23 maggio 2010 - Domenica di Pentecoste

Giovanni (14,15-16.23-26) 

In quel tempo, Gesù disse ai suoi discepoli: «Se mi amate, osserverete i miei comandamenti; e io pregherò il Padre ed egli vi darà un altro Paràclito perché rimanga con voi per sempre. Se uno mi ama, osserverà la mia parola e il Padre mio lo amerà e noi verremo a lui e prenderemo dimora presso di lui. Chi non mi ama, non osserva le mie parole; e la parola che voi ascoltate non è mia, ma del Padre che mi ha mandato. Vi ho detto queste cose mentre sono ancora presso di voi. Ma il Paràclito, lo Spirito Santo che il Padre manderà nel mio nome, lui vi insegnerà ogni cosa e vi ricorderà tutto ciò che io vi ho detto»

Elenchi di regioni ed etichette

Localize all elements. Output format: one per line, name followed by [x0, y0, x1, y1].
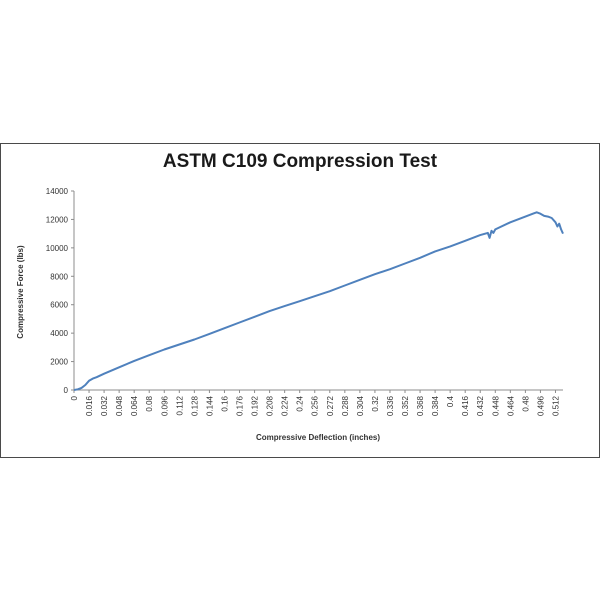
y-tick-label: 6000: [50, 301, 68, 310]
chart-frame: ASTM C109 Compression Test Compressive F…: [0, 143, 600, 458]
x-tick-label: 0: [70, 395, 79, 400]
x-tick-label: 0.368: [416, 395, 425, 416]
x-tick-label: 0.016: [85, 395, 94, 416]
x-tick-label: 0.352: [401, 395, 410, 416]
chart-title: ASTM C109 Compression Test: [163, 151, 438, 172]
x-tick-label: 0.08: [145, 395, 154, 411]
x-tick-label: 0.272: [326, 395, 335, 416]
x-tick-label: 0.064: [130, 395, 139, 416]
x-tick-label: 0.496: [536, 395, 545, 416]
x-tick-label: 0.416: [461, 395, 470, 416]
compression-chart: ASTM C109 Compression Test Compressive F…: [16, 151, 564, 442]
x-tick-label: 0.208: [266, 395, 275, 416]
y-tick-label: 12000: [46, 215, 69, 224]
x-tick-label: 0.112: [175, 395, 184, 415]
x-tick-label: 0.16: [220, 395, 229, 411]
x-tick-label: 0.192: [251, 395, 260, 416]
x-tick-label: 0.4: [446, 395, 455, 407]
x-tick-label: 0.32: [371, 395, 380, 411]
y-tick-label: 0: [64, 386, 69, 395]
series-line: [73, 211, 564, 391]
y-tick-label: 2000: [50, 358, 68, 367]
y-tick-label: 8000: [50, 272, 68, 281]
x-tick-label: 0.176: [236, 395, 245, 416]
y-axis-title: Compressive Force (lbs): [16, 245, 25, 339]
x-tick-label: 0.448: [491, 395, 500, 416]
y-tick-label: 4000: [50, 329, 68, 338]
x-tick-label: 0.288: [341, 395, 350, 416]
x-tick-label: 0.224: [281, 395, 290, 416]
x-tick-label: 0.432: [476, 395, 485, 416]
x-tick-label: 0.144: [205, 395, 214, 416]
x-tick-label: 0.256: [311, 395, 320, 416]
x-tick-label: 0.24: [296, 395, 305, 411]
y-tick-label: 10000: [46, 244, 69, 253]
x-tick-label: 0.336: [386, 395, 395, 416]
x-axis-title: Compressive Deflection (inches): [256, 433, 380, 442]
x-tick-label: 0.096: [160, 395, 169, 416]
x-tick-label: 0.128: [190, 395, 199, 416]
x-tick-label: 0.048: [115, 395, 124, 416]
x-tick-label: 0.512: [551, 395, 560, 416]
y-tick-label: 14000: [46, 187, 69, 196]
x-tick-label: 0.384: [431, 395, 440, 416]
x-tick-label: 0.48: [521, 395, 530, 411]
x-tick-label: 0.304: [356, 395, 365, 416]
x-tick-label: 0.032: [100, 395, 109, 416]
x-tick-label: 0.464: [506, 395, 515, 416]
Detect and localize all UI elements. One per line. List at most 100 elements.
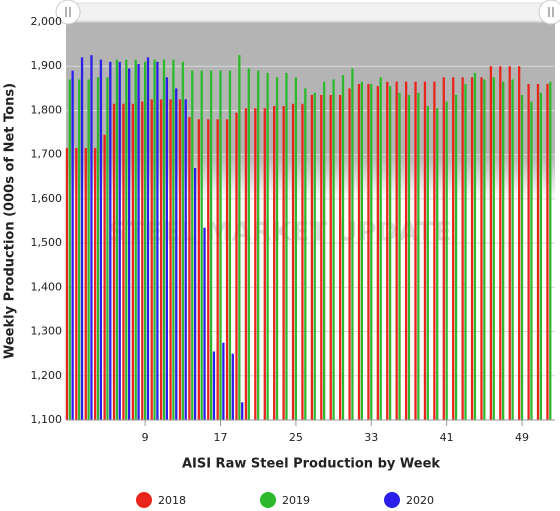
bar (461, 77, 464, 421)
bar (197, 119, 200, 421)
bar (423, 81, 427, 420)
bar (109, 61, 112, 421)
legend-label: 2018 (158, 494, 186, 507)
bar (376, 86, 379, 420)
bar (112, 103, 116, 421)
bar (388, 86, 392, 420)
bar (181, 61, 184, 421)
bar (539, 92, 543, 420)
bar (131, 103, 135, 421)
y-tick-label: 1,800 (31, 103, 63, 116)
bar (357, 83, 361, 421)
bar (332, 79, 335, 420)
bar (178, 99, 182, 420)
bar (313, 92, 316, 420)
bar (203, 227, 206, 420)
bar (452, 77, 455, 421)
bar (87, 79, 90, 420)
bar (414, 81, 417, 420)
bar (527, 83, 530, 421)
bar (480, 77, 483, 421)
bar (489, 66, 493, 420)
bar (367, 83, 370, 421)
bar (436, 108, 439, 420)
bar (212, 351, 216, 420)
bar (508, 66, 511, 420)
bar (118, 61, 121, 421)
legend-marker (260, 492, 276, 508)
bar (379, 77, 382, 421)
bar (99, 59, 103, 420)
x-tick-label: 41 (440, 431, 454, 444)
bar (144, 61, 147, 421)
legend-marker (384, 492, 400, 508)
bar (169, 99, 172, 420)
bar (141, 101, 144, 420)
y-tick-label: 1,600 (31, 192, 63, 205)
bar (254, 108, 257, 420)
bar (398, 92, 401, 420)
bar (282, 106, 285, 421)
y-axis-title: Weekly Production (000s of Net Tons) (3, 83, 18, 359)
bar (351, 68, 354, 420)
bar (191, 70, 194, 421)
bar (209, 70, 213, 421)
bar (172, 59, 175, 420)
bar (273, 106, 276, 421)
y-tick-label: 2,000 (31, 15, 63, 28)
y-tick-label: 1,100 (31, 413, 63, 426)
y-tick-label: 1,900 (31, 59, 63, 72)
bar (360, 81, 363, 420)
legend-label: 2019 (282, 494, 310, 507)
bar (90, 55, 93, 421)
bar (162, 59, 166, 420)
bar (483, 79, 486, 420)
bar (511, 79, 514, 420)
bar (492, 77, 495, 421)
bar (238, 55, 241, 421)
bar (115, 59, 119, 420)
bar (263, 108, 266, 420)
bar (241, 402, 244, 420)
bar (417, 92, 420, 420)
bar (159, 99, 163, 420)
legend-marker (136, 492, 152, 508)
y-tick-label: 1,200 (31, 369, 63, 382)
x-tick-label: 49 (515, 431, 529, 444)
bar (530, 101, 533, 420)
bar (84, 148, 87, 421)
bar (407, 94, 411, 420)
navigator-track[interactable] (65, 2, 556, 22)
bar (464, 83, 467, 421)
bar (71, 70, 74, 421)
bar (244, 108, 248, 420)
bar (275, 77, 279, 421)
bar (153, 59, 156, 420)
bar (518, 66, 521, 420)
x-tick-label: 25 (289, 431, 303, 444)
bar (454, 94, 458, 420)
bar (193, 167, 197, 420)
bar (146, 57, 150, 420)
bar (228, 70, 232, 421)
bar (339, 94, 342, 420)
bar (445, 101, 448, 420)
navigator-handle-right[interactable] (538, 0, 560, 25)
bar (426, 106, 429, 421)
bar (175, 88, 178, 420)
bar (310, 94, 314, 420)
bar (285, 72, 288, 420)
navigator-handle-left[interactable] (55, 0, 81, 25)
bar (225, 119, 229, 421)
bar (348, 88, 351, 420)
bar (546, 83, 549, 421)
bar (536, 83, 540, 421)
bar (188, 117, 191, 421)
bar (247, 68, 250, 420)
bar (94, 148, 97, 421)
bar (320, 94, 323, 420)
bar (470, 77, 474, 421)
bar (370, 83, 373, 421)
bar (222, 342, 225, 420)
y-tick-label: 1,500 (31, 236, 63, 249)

--

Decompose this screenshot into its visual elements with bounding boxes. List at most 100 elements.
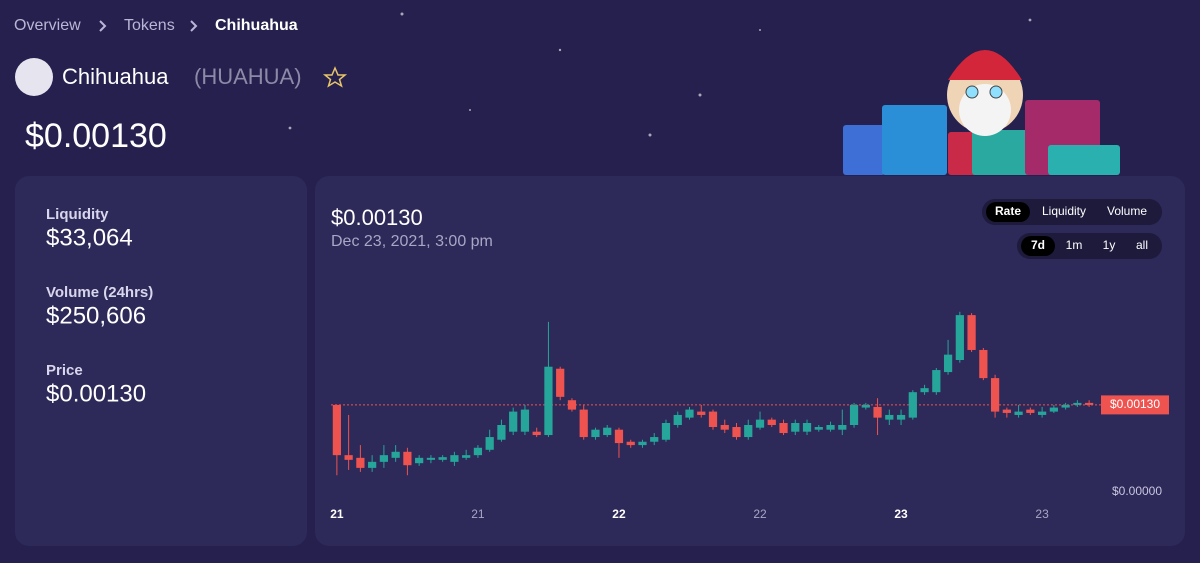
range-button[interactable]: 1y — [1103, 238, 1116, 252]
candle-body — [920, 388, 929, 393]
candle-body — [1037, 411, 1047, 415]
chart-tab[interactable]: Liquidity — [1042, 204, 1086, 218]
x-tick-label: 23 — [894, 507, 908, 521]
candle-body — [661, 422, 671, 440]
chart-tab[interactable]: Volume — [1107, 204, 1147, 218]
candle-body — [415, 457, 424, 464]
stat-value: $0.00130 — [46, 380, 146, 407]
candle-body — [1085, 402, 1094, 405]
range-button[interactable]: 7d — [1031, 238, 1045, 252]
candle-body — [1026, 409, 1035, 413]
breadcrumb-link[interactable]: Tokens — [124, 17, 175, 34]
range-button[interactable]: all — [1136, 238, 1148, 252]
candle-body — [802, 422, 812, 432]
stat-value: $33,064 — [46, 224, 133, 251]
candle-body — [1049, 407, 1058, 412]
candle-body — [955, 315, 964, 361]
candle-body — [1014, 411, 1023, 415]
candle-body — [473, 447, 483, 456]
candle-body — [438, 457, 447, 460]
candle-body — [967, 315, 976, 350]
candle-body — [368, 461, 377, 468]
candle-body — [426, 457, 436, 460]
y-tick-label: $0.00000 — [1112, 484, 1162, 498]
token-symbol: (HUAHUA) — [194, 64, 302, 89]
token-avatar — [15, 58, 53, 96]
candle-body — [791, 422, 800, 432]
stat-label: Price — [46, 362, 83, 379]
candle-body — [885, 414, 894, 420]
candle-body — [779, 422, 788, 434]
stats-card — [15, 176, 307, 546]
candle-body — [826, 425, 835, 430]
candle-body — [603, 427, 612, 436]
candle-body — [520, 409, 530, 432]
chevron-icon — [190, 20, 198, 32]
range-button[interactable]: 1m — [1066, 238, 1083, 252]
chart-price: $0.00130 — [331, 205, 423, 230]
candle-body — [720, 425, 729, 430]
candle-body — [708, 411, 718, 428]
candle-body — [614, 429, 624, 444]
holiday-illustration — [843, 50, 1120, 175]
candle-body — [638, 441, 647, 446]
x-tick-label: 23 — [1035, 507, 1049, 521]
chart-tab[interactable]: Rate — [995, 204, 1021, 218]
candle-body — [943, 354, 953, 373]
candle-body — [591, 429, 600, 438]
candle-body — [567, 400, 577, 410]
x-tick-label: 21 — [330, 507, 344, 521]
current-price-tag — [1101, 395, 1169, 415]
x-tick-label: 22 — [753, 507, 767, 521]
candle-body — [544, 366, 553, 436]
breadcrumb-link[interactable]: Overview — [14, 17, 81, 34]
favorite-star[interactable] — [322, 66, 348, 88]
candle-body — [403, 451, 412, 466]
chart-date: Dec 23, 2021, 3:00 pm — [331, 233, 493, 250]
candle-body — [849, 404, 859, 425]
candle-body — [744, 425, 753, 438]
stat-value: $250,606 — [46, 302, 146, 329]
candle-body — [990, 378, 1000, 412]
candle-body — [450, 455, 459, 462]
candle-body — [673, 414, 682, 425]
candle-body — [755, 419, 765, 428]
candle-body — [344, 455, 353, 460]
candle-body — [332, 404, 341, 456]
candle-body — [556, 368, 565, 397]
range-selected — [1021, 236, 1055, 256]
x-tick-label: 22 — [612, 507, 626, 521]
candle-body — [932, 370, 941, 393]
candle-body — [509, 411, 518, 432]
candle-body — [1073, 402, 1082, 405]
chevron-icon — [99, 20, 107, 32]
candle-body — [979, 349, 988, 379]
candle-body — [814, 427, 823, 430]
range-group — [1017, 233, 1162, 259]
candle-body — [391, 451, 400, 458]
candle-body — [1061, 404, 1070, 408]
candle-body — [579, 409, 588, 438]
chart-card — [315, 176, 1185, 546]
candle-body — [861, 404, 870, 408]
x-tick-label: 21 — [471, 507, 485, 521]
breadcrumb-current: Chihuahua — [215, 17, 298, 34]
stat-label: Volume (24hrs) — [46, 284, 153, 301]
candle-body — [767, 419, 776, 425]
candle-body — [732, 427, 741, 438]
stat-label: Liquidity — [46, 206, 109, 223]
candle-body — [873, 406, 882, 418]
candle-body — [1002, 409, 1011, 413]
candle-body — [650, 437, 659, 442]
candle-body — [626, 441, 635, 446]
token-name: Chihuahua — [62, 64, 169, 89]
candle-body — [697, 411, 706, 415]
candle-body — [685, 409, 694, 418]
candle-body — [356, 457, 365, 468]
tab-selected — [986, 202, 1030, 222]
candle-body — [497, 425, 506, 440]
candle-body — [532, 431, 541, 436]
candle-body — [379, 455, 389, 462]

- [COMPITI DA SVOLGERE]:
1: Nel brano del Vangelo, elenca tutte le forme verbali coniugate comprese tra le parole «Se mi amate» e «per sempre».
2: Riscrivi identico, dai record, tutto ciò che va dalla riga che contiene "range-button[interactable]: 1y —" giù fino alla riga che contiene "candle-body — [603, 427, 612, 436]", entrambe incluse.

- [RISPOSTE PER COMPITO]:
1: amate, osserverete, pregherò, darà, rimanga

2:
range-button[interactable]: 1y — [1103, 238, 1116, 252]
candle-body — [920, 388, 929, 393]
candle-body — [1037, 411, 1047, 415]
chart-tab[interactable]: Liquidity — [1042, 204, 1086, 218]
x-tick-label: 23 — [894, 507, 908, 521]
candle-body — [661, 422, 671, 440]
chart-tab[interactable]: Volume — [1107, 204, 1147, 218]
candle-body — [415, 457, 424, 464]
stat-value: $0.00130 — [46, 380, 146, 407]
candle-body — [1085, 402, 1094, 405]
range-button[interactable]: 7d — [1031, 238, 1045, 252]
candle-body — [1026, 409, 1035, 413]
breadcrumb-link[interactable]: Tokens — [124, 17, 175, 34]
range-button[interactable]: all — [1136, 238, 1148, 252]
candle-body — [802, 422, 812, 432]
stat-value: $33,064 — [46, 224, 133, 251]
candle-body — [1049, 407, 1058, 412]
candle-body — [955, 315, 964, 361]
candle-body — [1014, 411, 1023, 415]
candle-body — [473, 447, 483, 456]
candle-body — [438, 457, 447, 460]
candle-body — [967, 315, 976, 350]
candle-body — [368, 461, 377, 468]
candle-body — [426, 457, 436, 460]
y-tick-label: $0.00000 — [1112, 484, 1162, 498]
token-symbol: (HUAHUA) — [194, 64, 302, 89]
token-avatar — [15, 58, 53, 96]
candle-body — [791, 422, 800, 432]
stat-label: Price — [46, 362, 83, 379]
candle-body — [885, 414, 894, 420]
candle-body — [779, 422, 788, 434]
stats-card — [15, 176, 307, 546]
candle-body — [826, 425, 835, 430]
candle-body — [603, 427, 612, 436]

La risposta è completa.